**Exercise details:** Below is a listing; write it out exactly and drop any images from it.

**Supplied records:**
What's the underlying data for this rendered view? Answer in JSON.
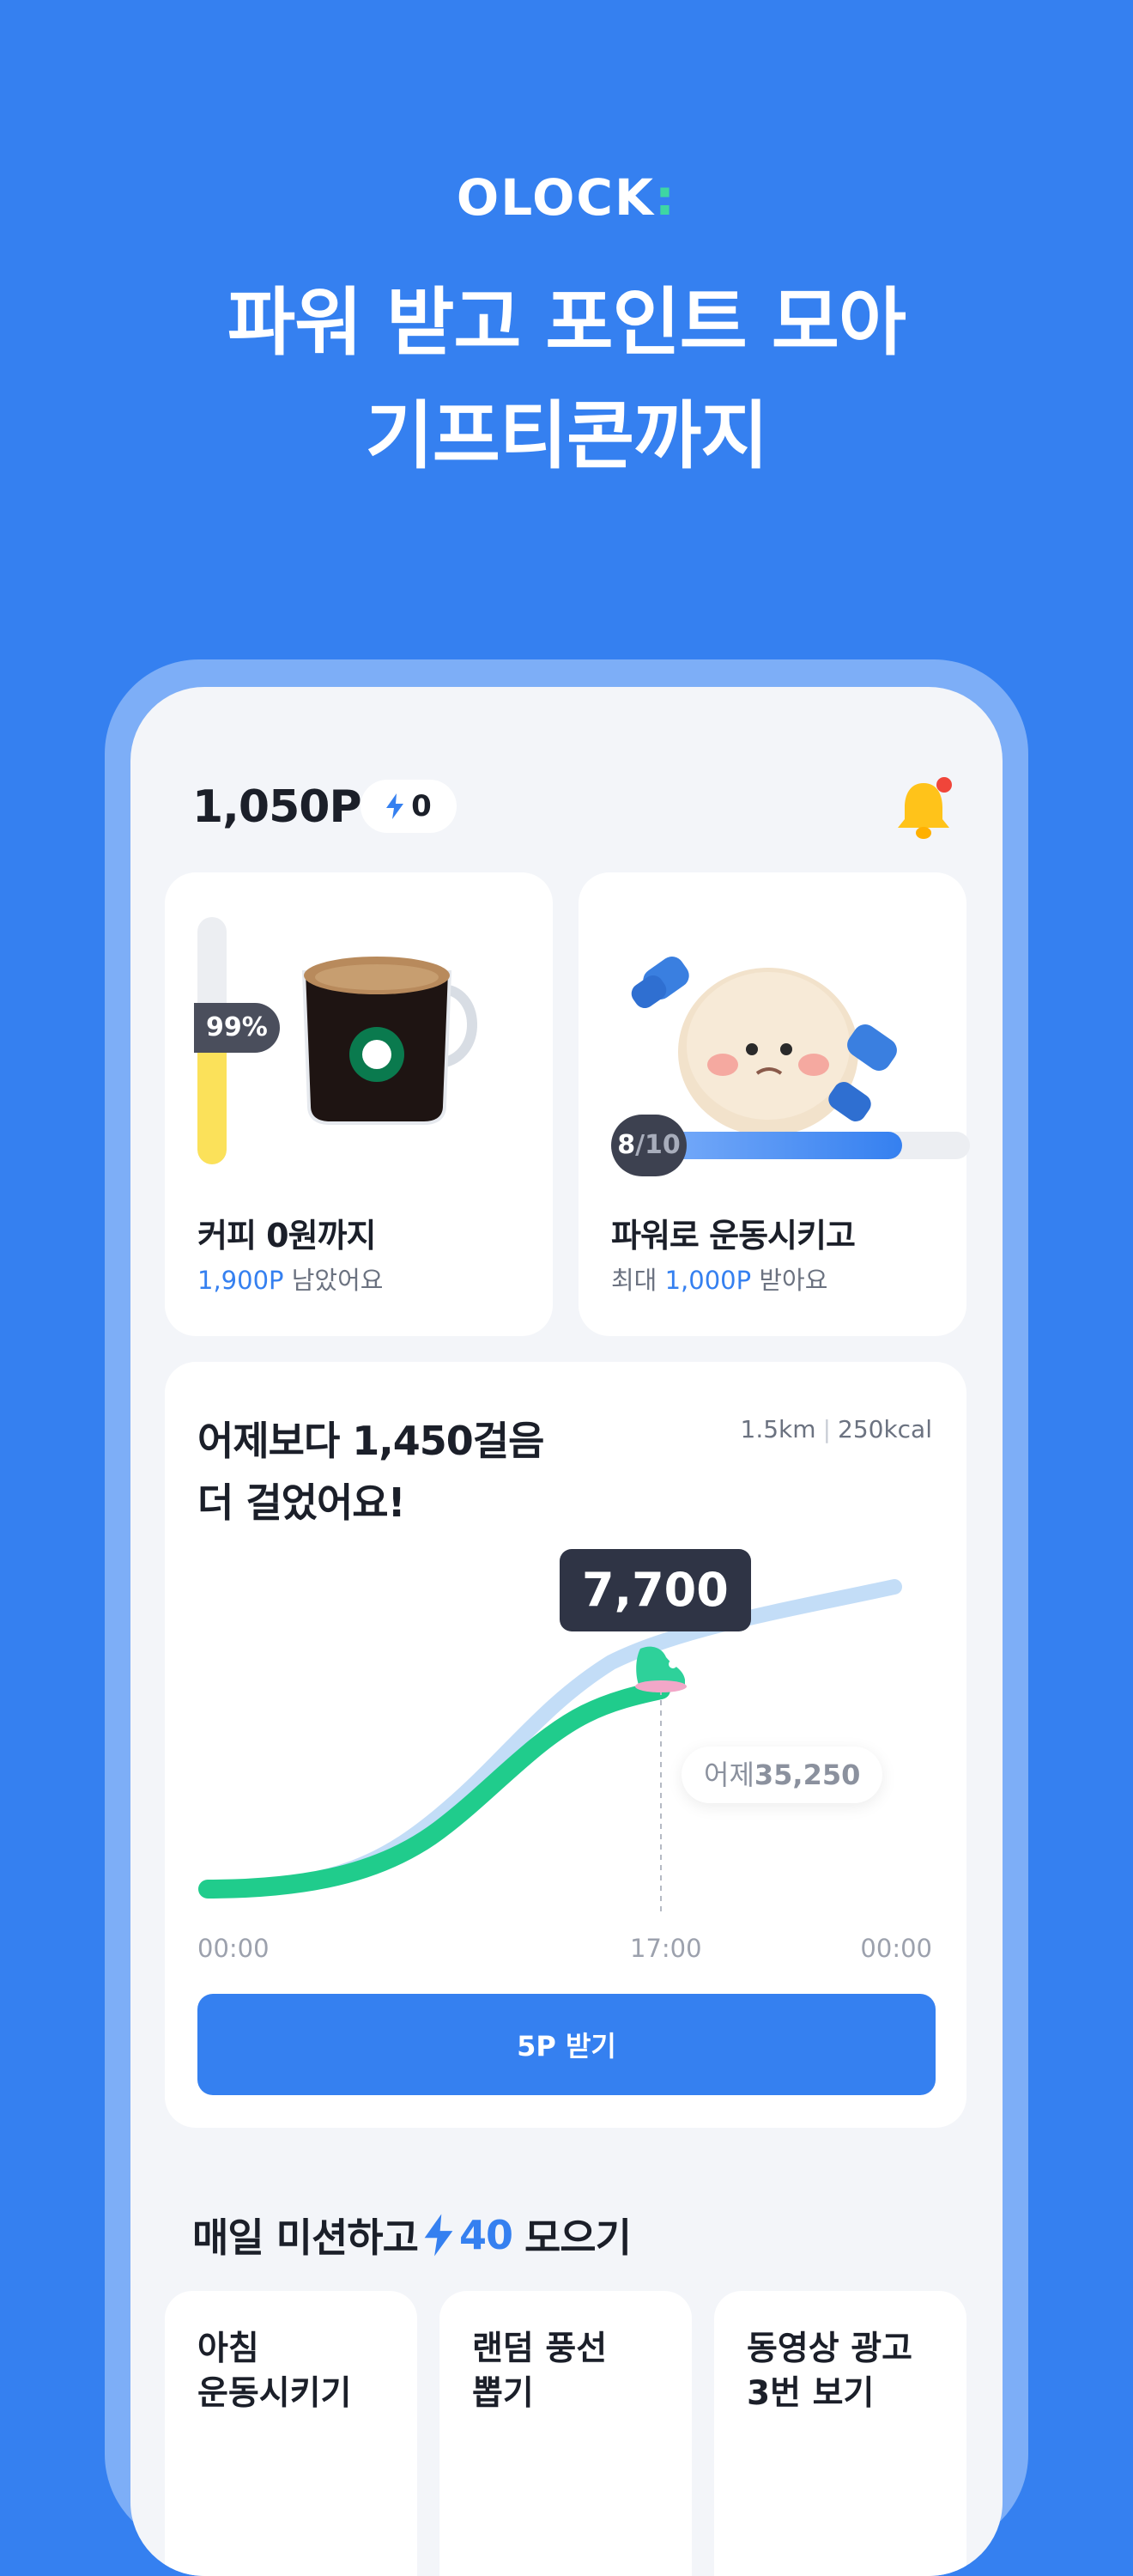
{
  "logo": {
    "text": "OLOCK",
    "mark": ":"
  },
  "headline": {
    "line1": "파워 받고 포인트 모아",
    "line2": "기프티콘까지"
  },
  "header": {
    "points": "1,050P",
    "power_count": "0"
  },
  "coffee_card": {
    "progress_percent": 99,
    "badge": "99%",
    "title": "커피 0원까지",
    "sub_value": "1,900P",
    "sub_rest": " 남았어요"
  },
  "exercise_card": {
    "done": "8",
    "total": "/10",
    "progress_fraction": 0.8,
    "title": "파워로 운동시키고",
    "sub_prefix": "최대 ",
    "sub_value": "1,000P",
    "sub_rest": " 받아요"
  },
  "steps_card": {
    "title_line1": "어제보다 1,450걸음",
    "title_line2": "더 걸었어요!",
    "distance": "1.5km",
    "calories": "250kcal",
    "current_steps": "7,700",
    "yesterday_label": "어제",
    "yesterday_steps": "35,250",
    "x_ticks": [
      "00:00",
      "17:00",
      "00:00"
    ],
    "claim_label": "5P 받기"
  },
  "missions": {
    "heading_prefix": "매일 미션하고",
    "heading_count": "40",
    "heading_suffix": "모으기",
    "items": [
      {
        "line1": "아침",
        "line2": "운동시키기"
      },
      {
        "line1": "랜덤 풍선",
        "line2": "뽑기"
      },
      {
        "line1": "동영상 광고",
        "line2": "3번 보기"
      }
    ]
  },
  "colors": {
    "brand_blue": "#3580F0",
    "accent_green": "#20CC8C",
    "progress_yellow": "#FBE15A"
  }
}
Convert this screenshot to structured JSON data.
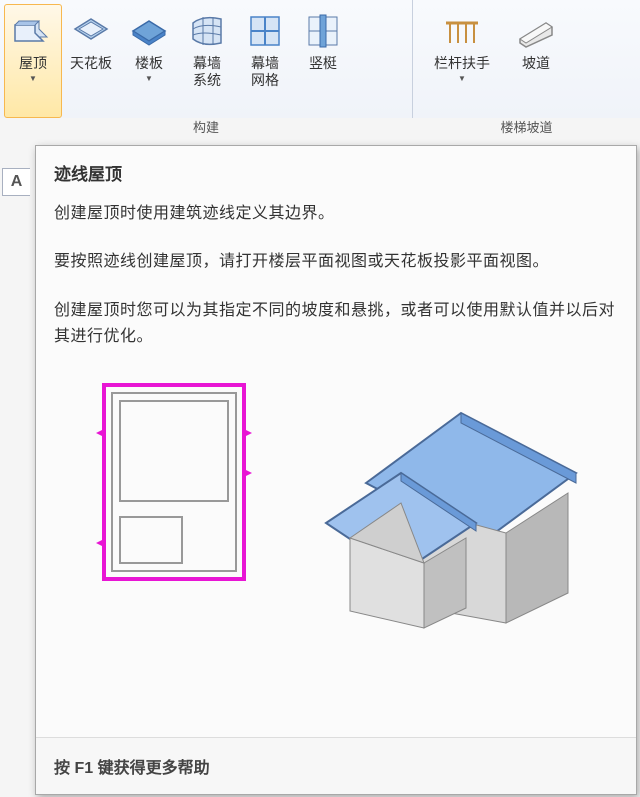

**Exercise response:**
What's the underlying data for this rendered view? Answer in JSON.
{
  "logo": {
    "text": "OLOCK",
    "mark": ":"
  },
  "headline": {
    "line1": "파워 받고 포인트 모아",
    "line2": "기프티콘까지"
  },
  "header": {
    "points": "1,050P",
    "power_count": "0"
  },
  "coffee_card": {
    "progress_percent": 99,
    "badge": "99%",
    "title": "커피 0원까지",
    "sub_value": "1,900P",
    "sub_rest": " 남았어요"
  },
  "exercise_card": {
    "done": "8",
    "total": "/10",
    "progress_fraction": 0.8,
    "title": "파워로 운동시키고",
    "sub_prefix": "최대 ",
    "sub_value": "1,000P",
    "sub_rest": " 받아요"
  },
  "steps_card": {
    "title_line1": "어제보다 1,450걸음",
    "title_line2": "더 걸었어요!",
    "distance": "1.5km",
    "calories": "250kcal",
    "current_steps": "7,700",
    "yesterday_label": "어제",
    "yesterday_steps": "35,250",
    "x_ticks": [
      "00:00",
      "17:00",
      "00:00"
    ],
    "claim_label": "5P 받기"
  },
  "missions": {
    "heading_prefix": "매일 미션하고",
    "heading_count": "40",
    "heading_suffix": "모으기",
    "items": [
      {
        "line1": "아침",
        "line2": "운동시키기"
      },
      {
        "line1": "랜덤 풍선",
        "line2": "뽑기"
      },
      {
        "line1": "동영상 광고",
        "line2": "3번 보기"
      }
    ]
  },
  "colors": {
    "brand_blue": "#3580F0",
    "accent_green": "#20CC8C",
    "progress_yellow": "#FBE15A"
  }
}
Convert this screenshot to structured JSON data.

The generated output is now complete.